[Items listed in a dataset]

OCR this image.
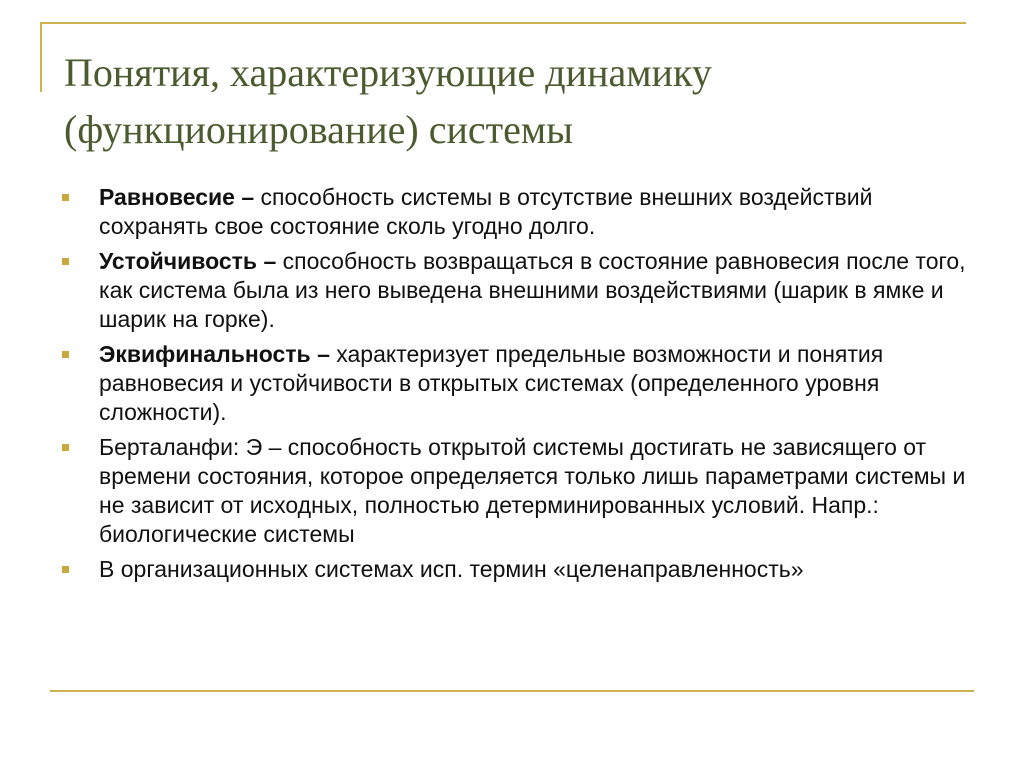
Понятия, характеризующие динамику
(функционирование) системы
Равновесие – способность системы в отсутствие внешних воздействий сохранять свое состояние сколь угодно долго.
Устойчивость – способность возвращаться в состояние равновесия после того, как система была из него выведена внешними воздействиями (шарик в ямке и шарик на горке).
Эквифинальность – характеризует предельные возможности и понятия равновесия и устойчивости в открытых системах (определенного уровня сложности).
Берталанфи: Э – способность открытой системы достигать не зависящего от времени состояния, которое определяется только лишь параметрами системы и не зависит от исходных, полностью детерминированных условий. Напр.: биологические системы
В организационных системах исп. термин «целенаправленность»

* _PROBLEM_: Gather every line from the listing above in which the word "системах" appears.

* _SOLUTION_:
Эквифинальность – характеризует предельные возможности и понятия равновесия и устойчивости в открытых системах (определенного уровня сложности).
В организационных системах исп. термин «целенаправленность»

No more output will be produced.